Records for processing.
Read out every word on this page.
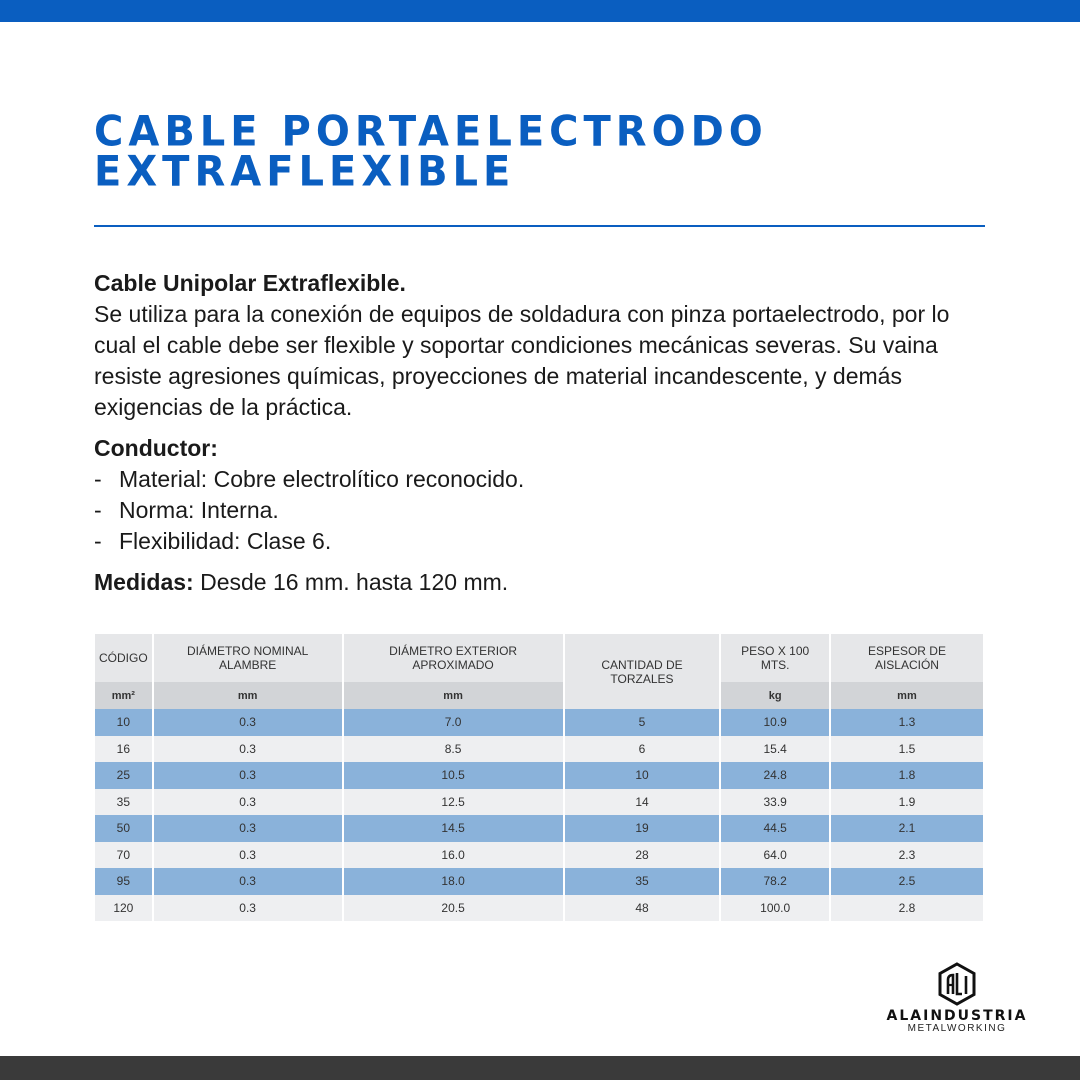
CABLE PORTAELECTRODO
EXTRAFLEXIBLE
Cable Unipolar Extraflexible.
Se utiliza para la conexión de equipos de soldadura con pinza portaelectrodo, por lo cual el cable debe ser flexible y soportar condiciones mecánicas severas. Su vaina resiste agresiones químicas, proyecciones de material incandescente, y demás exigencias de la práctica.
Conductor:
- Material: Cobre electrolítico reconocido.
- Norma: Interna.
- Flexibilidad: Clase 6.
Medidas: Desde 16 mm. hasta 120 mm.
CÓDIGO	DIÁMETRO NOMINAL ALAMBRE	DIÁMETRO EXTERIOR APROXIMADO	CANTIDAD DE TORZALES	PESO X 100 MTS.	ESPESOR DE AISLACIÓN
mm²	mm	mm		kg	mm
10	0.3	7.0	5	10.9	1.3
16	0.3	8.5	6	15.4	1.5
25	0.3	10.5	10	24.8	1.8
35	0.3	12.5	14	33.9	1.9
50	0.3	14.5	19	44.5	2.1
70	0.3	16.0	28	64.0	2.3
95	0.3	18.0	35	78.2	2.5
120	0.3	20.5	48	100.0	2.8
ALAINDUSTRIA
METALWORKING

The exercise. Leave out the pictures and print each record exactly as it stands.

Finished answer.
Read out every word on this page.
CABLE PORTAELECTRODO
EXTRAFLEXIBLE
Cable Unipolar Extraflexible.
Se utiliza para la conexión de equipos de soldadura con pinza portaelectrodo, por lo cual el cable debe ser flexible y soportar condiciones mecánicas severas. Su vaina resiste agresiones químicas, proyecciones de material incandescente, y demás exigencias de la práctica.
Conductor:
- Material: Cobre electrolítico reconocido.
- Norma: Interna.
- Flexibilidad: Clase 6.
Medidas: Desde 16 mm. hasta 120 mm.
CÓDIGO	DIÁMETRO NOMINAL ALAMBRE	DIÁMETRO EXTERIOR APROXIMADO	CANTIDAD DE TORZALES	PESO X 100 MTS.	ESPESOR DE AISLACIÓN
mm²	mm	mm		kg	mm
10	0.3	7.0	5	10.9	1.3
16	0.3	8.5	6	15.4	1.5
25	0.3	10.5	10	24.8	1.8
35	0.3	12.5	14	33.9	1.9
50	0.3	14.5	19	44.5	2.1
70	0.3	16.0	28	64.0	2.3
95	0.3	18.0	35	78.2	2.5
120	0.3	20.5	48	100.0	2.8
ALAINDUSTRIA
METALWORKING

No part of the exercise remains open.